■ DATA FOR THE TASK
__________
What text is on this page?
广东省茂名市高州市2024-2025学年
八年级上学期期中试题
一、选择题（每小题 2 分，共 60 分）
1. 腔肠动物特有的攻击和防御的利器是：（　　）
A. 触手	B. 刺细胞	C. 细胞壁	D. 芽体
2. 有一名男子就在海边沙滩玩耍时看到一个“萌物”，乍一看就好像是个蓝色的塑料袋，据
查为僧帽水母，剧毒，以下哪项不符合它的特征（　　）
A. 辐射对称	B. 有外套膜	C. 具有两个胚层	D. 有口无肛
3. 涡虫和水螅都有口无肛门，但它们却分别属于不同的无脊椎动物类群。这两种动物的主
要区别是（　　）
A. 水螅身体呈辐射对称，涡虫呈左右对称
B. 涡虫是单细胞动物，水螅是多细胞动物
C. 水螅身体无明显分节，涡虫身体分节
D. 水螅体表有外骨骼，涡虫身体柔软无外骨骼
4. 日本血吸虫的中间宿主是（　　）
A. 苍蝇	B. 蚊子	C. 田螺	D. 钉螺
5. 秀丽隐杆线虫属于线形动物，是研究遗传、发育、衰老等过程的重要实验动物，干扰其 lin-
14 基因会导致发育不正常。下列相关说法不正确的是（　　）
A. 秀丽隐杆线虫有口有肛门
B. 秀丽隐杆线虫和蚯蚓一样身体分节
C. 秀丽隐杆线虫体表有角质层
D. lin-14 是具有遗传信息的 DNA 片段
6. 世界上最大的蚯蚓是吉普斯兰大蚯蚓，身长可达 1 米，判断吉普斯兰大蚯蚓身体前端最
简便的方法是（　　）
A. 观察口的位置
__________
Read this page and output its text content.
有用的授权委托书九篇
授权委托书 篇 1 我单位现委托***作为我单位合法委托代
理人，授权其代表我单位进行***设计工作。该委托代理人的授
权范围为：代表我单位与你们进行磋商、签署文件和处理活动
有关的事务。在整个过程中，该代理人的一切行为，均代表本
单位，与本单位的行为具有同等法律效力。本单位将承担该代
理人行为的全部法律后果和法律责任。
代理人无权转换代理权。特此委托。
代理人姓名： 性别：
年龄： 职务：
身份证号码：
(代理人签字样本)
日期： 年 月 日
__________
■ PROBLEM DESCRIPTION
Identify and list each line with the word "this".

■ THE SOLUTION
What text is on this page?
Read this page and output its text content.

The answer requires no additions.